[Exercise inputs]:
○ ○ ○ ○ ○ ○ ○

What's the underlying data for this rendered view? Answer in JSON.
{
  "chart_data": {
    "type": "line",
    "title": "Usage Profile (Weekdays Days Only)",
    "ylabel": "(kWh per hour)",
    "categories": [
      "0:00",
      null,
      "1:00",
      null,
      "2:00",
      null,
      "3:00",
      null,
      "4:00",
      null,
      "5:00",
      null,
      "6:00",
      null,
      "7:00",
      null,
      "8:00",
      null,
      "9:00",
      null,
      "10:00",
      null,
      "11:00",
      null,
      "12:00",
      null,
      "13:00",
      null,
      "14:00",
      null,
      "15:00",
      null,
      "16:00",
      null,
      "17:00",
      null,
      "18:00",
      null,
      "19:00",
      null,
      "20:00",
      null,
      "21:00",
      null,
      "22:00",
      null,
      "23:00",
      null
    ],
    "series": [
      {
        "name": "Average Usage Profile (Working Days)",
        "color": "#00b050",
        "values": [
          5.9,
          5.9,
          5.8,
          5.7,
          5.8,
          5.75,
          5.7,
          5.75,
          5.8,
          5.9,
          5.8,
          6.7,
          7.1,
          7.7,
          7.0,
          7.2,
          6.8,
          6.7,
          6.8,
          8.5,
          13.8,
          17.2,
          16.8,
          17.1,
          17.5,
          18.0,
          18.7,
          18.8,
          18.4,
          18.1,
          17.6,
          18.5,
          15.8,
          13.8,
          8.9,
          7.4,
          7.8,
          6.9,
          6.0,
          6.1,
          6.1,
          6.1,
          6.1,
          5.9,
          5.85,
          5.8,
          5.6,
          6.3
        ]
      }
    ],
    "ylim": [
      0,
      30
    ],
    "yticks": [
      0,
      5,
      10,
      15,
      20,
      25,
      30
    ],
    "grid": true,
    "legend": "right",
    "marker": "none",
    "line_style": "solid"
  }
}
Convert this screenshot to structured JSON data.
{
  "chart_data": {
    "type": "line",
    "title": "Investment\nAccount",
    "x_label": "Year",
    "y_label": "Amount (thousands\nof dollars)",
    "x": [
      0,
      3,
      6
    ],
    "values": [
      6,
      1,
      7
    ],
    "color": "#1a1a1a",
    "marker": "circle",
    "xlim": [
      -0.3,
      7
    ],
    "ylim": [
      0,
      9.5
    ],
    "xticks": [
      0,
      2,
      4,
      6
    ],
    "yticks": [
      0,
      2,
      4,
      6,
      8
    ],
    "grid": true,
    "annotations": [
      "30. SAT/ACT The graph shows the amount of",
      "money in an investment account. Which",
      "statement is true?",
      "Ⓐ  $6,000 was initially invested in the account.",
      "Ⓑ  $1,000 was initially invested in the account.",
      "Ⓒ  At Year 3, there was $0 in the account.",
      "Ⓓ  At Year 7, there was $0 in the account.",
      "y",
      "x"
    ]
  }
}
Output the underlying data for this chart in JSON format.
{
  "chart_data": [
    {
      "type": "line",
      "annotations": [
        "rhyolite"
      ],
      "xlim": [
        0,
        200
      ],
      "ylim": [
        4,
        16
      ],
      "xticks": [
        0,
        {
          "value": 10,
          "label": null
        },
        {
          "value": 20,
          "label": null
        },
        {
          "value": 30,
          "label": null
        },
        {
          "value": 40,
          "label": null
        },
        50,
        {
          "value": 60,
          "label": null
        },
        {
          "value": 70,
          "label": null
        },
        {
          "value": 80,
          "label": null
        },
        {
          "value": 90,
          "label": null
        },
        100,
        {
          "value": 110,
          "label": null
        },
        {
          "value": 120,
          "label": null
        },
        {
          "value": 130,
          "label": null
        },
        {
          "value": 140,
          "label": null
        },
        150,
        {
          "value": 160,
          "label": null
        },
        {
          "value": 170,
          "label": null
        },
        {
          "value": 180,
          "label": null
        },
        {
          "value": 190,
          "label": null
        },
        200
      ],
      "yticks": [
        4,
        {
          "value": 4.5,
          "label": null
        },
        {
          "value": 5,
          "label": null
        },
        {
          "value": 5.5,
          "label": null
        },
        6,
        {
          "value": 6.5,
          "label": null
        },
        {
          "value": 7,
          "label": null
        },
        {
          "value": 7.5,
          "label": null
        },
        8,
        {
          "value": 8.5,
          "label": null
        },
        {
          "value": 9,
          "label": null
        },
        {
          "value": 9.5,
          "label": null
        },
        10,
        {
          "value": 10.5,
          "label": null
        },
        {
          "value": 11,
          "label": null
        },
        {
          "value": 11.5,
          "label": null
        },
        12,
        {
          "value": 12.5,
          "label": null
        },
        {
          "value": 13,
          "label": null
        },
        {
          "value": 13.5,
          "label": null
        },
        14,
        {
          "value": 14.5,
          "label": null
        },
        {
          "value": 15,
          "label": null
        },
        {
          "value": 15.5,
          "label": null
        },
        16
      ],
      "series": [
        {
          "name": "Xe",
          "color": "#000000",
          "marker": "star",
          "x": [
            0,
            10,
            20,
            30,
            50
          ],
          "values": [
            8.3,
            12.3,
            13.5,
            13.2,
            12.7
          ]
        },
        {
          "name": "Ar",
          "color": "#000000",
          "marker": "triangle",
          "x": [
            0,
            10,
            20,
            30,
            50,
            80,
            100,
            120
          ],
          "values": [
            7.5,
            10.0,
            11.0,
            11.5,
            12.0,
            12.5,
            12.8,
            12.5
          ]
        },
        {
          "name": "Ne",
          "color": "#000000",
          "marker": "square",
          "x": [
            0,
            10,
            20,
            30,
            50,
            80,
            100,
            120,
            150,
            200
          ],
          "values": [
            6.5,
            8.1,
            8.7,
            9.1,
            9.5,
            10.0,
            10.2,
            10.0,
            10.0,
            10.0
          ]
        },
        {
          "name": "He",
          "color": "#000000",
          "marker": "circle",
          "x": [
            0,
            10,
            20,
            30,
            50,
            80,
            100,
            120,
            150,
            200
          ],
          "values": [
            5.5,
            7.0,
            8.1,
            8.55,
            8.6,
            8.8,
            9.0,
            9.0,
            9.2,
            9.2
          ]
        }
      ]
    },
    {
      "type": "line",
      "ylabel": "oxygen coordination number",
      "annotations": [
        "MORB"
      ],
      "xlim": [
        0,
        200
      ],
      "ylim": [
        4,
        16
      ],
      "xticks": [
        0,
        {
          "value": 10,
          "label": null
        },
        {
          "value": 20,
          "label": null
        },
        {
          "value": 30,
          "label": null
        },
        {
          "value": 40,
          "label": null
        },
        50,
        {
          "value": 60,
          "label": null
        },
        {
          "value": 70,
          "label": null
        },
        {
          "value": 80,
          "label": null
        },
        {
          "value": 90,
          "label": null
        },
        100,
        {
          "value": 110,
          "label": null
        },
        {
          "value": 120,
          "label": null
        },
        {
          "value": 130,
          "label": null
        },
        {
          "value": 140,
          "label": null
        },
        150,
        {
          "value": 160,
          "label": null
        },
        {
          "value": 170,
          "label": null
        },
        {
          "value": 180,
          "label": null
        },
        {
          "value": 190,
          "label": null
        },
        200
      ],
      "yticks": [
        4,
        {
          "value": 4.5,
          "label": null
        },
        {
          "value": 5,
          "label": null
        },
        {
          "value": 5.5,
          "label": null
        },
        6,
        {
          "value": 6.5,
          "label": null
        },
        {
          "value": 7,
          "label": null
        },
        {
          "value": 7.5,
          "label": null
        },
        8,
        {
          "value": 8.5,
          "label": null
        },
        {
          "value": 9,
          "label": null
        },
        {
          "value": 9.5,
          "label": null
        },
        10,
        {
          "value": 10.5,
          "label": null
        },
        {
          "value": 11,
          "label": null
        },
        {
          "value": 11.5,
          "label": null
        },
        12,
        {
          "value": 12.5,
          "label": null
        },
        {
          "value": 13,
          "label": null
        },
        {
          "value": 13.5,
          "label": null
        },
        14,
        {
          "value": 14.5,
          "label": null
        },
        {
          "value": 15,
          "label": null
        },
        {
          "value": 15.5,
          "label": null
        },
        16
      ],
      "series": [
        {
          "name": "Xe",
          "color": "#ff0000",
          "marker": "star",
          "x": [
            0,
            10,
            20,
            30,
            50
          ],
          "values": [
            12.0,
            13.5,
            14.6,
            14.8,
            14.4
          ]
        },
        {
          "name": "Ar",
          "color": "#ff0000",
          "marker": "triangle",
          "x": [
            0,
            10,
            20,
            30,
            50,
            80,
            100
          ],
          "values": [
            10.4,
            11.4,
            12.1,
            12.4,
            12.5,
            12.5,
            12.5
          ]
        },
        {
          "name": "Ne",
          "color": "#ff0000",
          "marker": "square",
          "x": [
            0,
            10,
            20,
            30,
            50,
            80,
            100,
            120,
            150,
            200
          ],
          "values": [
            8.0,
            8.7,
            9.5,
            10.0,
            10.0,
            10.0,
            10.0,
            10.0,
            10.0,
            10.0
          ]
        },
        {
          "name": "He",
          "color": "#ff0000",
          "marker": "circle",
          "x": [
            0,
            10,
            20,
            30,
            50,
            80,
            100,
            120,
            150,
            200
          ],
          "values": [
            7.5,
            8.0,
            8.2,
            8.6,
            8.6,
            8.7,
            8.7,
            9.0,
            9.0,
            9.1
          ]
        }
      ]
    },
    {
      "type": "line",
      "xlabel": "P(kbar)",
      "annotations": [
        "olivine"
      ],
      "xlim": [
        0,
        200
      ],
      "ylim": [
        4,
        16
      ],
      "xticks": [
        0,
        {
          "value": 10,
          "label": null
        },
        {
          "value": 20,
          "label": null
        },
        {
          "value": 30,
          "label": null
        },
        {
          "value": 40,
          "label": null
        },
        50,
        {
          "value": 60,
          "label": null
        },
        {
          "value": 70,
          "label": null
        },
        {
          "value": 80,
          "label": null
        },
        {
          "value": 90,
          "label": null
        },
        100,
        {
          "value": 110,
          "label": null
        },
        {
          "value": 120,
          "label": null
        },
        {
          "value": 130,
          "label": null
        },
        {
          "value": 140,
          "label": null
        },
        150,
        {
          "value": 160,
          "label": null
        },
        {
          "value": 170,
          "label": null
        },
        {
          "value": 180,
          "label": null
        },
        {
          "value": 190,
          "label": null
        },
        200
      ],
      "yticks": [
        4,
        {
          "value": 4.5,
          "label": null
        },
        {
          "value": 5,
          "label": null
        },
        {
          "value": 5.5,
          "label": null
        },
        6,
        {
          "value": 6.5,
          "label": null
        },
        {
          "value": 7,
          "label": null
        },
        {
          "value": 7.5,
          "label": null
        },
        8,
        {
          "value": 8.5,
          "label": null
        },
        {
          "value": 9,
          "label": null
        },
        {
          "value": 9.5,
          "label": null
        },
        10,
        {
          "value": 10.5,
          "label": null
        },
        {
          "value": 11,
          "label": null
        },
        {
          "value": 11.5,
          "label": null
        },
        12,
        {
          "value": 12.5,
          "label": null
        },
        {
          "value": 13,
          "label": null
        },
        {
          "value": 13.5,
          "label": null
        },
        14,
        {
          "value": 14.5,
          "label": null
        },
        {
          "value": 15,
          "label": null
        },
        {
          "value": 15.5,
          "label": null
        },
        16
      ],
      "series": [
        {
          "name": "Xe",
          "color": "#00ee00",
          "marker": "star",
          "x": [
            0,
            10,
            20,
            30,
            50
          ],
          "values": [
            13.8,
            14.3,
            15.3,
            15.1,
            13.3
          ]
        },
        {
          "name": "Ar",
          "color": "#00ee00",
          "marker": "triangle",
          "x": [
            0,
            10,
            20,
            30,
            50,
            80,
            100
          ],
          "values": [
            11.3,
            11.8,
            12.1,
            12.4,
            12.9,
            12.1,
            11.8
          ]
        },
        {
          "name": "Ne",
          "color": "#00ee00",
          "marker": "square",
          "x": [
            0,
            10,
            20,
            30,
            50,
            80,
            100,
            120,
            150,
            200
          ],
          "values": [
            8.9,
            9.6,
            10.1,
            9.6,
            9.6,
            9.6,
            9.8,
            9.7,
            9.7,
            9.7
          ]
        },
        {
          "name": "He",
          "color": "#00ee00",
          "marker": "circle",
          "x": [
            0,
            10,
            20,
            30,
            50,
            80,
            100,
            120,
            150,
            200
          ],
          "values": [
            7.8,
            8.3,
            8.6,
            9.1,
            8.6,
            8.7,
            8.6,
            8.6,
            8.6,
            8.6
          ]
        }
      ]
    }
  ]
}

○ ○ ○ ○ ○ ○ ○

Pull out every line in the material above where "Usage" occurs.

    "title": "Usage Profile (Weekdays Days Only)",
        "name": "Average Usage Profile (Working Days)",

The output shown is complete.